**GOAL**
Where a line in the listing below contains the word "collection", copy that line.

**RECORDS SHOWN**
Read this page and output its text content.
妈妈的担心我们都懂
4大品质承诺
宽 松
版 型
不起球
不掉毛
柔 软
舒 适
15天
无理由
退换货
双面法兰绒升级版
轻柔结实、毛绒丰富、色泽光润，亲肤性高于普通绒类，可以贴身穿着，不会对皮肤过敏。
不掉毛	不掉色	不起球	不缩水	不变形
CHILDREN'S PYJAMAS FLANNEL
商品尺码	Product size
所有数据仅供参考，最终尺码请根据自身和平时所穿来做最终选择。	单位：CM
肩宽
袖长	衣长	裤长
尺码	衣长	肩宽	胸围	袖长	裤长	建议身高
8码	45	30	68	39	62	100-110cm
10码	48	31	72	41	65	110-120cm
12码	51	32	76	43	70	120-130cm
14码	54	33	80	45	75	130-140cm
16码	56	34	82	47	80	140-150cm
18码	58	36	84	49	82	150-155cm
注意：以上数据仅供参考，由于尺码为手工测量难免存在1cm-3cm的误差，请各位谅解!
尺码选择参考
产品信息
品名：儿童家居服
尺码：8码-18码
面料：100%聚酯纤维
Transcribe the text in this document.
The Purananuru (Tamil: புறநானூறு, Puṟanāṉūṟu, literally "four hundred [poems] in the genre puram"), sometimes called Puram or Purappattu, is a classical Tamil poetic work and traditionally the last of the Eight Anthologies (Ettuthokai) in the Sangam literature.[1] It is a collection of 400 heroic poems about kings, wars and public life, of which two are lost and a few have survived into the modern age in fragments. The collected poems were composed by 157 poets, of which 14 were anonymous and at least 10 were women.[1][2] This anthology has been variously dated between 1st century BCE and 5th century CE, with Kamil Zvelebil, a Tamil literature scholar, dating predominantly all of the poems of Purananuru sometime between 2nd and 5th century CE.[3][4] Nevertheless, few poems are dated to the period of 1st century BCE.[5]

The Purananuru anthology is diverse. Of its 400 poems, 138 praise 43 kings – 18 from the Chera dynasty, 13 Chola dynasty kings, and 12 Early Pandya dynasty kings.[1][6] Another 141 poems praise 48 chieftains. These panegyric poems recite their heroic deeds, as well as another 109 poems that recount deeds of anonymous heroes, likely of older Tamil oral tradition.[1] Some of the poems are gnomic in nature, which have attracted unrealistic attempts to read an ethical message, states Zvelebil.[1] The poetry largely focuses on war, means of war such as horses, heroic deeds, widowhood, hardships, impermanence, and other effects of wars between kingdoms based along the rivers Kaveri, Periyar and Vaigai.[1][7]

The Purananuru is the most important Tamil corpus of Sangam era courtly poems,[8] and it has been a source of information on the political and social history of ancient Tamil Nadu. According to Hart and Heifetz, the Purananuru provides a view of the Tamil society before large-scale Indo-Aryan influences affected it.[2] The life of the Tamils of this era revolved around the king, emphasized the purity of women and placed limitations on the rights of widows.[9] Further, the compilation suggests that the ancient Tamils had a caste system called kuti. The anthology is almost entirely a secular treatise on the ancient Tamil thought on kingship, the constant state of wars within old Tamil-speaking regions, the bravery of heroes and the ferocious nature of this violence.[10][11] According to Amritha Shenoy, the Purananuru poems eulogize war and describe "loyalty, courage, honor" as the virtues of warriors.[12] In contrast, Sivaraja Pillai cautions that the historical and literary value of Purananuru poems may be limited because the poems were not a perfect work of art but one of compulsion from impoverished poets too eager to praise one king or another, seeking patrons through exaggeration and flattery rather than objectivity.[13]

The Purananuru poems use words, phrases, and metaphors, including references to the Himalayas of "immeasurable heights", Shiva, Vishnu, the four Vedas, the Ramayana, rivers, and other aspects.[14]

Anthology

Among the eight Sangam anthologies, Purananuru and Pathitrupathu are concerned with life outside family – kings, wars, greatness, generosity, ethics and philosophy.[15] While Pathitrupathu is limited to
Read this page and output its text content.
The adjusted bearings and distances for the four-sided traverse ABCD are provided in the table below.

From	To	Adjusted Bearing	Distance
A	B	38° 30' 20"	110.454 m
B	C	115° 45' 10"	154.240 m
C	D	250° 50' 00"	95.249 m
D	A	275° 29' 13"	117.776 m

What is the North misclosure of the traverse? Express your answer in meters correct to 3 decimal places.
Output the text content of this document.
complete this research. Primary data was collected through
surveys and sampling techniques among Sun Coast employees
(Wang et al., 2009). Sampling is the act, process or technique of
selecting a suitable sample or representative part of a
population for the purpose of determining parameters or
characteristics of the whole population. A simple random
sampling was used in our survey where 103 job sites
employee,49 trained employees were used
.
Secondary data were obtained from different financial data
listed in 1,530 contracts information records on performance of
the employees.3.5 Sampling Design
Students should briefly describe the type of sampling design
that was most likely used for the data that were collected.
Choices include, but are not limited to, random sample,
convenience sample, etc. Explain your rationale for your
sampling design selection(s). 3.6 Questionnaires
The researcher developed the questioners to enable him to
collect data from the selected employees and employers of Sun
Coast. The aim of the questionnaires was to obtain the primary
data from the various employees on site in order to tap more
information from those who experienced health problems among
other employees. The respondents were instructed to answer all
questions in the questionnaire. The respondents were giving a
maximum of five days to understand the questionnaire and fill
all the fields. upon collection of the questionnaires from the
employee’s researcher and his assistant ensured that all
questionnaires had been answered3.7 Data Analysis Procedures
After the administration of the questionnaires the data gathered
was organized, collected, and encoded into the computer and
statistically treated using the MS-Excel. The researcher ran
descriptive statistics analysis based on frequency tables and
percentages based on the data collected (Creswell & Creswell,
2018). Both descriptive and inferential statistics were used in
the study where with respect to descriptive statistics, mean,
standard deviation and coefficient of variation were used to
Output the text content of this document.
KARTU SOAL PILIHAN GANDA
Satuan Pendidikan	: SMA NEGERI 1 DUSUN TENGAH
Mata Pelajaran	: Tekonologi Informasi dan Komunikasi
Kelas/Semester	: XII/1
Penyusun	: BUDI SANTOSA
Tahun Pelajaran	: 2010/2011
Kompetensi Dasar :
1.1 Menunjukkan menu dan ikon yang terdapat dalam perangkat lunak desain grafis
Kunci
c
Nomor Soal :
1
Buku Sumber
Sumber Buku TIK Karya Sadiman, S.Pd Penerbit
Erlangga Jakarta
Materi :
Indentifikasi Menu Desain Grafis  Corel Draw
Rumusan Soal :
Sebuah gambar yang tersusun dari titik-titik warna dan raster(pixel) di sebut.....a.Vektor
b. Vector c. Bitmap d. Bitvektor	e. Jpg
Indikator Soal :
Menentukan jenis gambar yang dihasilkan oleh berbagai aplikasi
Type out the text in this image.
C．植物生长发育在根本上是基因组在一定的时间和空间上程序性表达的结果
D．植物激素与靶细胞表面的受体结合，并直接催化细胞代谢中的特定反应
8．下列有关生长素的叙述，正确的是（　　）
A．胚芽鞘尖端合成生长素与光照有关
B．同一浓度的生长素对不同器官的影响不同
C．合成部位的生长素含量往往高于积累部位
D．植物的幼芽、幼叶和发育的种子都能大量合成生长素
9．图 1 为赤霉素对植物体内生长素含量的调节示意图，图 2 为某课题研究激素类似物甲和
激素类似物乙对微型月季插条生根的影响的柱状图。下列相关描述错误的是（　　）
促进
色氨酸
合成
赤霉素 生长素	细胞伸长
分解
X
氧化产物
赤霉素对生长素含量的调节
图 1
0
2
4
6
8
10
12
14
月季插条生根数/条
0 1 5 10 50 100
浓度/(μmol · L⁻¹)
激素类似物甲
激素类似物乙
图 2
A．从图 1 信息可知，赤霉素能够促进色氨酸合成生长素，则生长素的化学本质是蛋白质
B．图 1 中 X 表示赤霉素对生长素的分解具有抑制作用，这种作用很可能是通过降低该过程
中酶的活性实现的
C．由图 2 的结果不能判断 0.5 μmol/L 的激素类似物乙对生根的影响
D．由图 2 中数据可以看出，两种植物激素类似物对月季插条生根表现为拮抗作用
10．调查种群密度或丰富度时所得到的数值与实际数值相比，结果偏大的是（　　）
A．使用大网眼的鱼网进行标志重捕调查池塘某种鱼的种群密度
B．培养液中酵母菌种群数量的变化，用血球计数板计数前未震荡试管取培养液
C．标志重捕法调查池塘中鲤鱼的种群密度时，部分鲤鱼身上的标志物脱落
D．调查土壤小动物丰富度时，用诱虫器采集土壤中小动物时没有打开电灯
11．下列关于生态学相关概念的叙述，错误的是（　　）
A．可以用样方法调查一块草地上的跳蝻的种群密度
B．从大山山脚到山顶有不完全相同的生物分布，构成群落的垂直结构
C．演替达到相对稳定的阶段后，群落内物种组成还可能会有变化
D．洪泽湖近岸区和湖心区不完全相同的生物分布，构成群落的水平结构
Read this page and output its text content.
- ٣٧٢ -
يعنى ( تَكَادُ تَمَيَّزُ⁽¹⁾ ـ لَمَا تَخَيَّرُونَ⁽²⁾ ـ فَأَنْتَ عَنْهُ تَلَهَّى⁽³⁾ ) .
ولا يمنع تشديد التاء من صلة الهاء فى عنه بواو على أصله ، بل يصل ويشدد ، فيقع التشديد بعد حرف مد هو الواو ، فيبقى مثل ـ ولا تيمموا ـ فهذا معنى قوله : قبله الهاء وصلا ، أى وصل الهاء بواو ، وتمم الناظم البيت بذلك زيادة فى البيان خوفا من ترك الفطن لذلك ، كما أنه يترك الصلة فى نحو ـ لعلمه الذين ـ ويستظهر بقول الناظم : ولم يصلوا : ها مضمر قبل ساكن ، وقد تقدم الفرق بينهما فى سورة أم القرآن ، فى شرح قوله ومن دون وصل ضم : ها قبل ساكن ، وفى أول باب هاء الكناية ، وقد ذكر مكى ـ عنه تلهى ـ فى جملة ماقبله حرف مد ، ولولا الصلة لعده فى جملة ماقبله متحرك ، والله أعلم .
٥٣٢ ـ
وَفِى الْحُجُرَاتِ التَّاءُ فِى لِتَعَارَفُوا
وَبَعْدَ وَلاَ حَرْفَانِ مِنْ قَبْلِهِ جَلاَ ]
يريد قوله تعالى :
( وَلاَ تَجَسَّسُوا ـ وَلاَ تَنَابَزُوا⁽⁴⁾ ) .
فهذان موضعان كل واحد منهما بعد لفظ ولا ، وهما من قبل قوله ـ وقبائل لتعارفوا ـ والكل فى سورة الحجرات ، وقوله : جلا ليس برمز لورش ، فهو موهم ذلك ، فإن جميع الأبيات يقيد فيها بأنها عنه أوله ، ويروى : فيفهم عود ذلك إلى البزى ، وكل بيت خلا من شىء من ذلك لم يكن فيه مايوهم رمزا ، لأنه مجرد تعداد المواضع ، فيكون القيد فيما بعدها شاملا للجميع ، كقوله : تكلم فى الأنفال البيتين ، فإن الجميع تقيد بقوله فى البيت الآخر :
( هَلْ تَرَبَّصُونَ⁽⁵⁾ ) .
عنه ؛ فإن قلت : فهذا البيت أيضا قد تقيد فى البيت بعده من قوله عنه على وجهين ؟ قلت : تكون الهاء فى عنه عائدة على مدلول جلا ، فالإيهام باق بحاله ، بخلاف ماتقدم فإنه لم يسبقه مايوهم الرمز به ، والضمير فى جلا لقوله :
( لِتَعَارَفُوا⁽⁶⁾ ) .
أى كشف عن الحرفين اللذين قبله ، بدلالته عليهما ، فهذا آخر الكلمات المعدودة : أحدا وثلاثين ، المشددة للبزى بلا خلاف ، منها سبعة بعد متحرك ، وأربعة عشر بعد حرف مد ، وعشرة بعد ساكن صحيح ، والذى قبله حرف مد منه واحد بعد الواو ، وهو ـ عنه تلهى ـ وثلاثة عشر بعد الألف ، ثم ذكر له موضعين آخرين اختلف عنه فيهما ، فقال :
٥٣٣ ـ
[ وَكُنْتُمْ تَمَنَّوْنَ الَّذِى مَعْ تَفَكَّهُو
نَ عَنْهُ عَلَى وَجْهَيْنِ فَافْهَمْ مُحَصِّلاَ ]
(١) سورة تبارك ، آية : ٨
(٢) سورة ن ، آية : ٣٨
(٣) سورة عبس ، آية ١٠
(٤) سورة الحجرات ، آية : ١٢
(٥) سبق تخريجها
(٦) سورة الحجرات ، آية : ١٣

**ANSWER FOR THE TASK**
The Purananuru (Tamil: புறநானூறு, Puṟanāṉūṟu, literally "four hundred [poems] in the genre puram"), sometimes called Puram or Purappattu, is a classical Tamil poetic work and traditionally the last of the Eight Anthologies (Ettuthokai) in the Sangam literature.[1] It is a collection of 400 heroic poems about kings, wars and public life, of which two are lost and a few have survived into the modern age in fragments. The collected poems were composed by 157 poets, of which 14 were anonymous and at least 10 were women.[1][2] This anthology has been variously dated between 1st century BCE and 5th century CE, with Kamil Zvelebil, a Tamil literature scholar, dating predominantly all of the poems of Purananuru sometime between 2nd and 5th century CE.[3][4] Nevertheless, few poems are dated to the period of 1st century BCE.[5]
all the fields. upon collection of the questionnaires from the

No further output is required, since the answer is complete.